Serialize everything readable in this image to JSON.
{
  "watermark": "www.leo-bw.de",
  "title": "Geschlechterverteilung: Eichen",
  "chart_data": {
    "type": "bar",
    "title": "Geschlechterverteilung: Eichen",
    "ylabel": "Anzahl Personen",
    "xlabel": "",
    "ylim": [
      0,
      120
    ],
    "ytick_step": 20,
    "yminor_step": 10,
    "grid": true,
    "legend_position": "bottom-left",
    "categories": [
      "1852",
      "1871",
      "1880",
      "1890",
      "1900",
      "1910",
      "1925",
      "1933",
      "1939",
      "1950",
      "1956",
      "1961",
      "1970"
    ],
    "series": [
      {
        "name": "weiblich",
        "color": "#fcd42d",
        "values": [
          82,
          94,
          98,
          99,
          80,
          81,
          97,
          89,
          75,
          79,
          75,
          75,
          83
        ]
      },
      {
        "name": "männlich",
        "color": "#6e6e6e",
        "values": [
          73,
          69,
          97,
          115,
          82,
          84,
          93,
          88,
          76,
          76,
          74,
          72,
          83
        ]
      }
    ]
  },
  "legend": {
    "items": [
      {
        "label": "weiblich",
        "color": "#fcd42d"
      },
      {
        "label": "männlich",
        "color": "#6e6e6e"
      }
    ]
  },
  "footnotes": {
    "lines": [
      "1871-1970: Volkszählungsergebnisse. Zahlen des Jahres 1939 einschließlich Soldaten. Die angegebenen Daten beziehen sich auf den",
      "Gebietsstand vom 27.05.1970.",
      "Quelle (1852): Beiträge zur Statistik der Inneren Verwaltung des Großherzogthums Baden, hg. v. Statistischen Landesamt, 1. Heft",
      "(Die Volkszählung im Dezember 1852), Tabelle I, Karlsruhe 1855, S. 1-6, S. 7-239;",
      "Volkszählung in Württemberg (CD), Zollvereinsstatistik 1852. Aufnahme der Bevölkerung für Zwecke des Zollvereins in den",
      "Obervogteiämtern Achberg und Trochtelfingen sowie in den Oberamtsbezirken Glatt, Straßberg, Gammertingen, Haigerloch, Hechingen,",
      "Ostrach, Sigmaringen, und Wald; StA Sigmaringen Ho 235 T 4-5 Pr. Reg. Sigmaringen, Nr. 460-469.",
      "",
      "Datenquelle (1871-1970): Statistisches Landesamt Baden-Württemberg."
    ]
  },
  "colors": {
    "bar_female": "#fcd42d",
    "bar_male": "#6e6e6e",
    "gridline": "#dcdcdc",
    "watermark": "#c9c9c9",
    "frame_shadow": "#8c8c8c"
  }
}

What you are asked to do — Give back the whole listing, word for word.

Response below —
Serialize everything readable in this image to JSON.
{
  "watermark": "www.leo-bw.de",
  "title": "Geschlechterverteilung: Eichen",
  "chart_data": {
    "type": "bar",
    "title": "Geschlechterverteilung: Eichen",
    "ylabel": "Anzahl Personen",
    "xlabel": "",
    "ylim": [
      0,
      120
    ],
    "ytick_step": 20,
    "yminor_step": 10,
    "grid": true,
    "legend_position": "bottom-left",
    "categories": [
      "1852",
      "1871",
      "1880",
      "1890",
      "1900",
      "1910",
      "1925",
      "1933",
      "1939",
      "1950",
      "1956",
      "1961",
      "1970"
    ],
    "series": [
      {
        "name": "weiblich",
        "color": "#fcd42d",
        "values": [
          82,
          94,
          98,
          99,
          80,
          81,
          97,
          89,
          75,
          79,
          75,
          75,
          83
        ]
      },
      {
        "name": "männlich",
        "color": "#6e6e6e",
        "values": [
          73,
          69,
          97,
          115,
          82,
          84,
          93,
          88,
          76,
          76,
          74,
          72,
          83
        ]
      }
    ]
  },
  "legend": {
    "items": [
      {
        "label": "weiblich",
        "color": "#fcd42d"
      },
      {
        "label": "männlich",
        "color": "#6e6e6e"
      }
    ]
  },
  "footnotes": {
    "lines": [
      "1871-1970: Volkszählungsergebnisse. Zahlen des Jahres 1939 einschließlich Soldaten. Die angegebenen Daten beziehen sich auf den",
      "Gebietsstand vom 27.05.1970.",
      "Quelle (1852): Beiträge zur Statistik der Inneren Verwaltung des Großherzogthums Baden, hg. v. Statistischen Landesamt, 1. Heft",
      "(Die Volkszählung im Dezember 1852), Tabelle I, Karlsruhe 1855, S. 1-6, S. 7-239;",
      "Volkszählung in Württemberg (CD), Zollvereinsstatistik 1852. Aufnahme der Bevölkerung für Zwecke des Zollvereins in den",
      "Obervogteiämtern Achberg und Trochtelfingen sowie in den Oberamtsbezirken Glatt, Straßberg, Gammertingen, Haigerloch, Hechingen,",
      "Ostrach, Sigmaringen, und Wald; StA Sigmaringen Ho 235 T 4-5 Pr. Reg. Sigmaringen, Nr. 460-469.",
      "",
      "Datenquelle (1871-1970): Statistisches Landesamt Baden-Württemberg."
    ]
  },
  "colors": {
    "bar_female": "#fcd42d",
    "bar_male": "#6e6e6e",
    "gridline": "#dcdcdc",
    "watermark": "#c9c9c9",
    "frame_shadow": "#8c8c8c"
  }
}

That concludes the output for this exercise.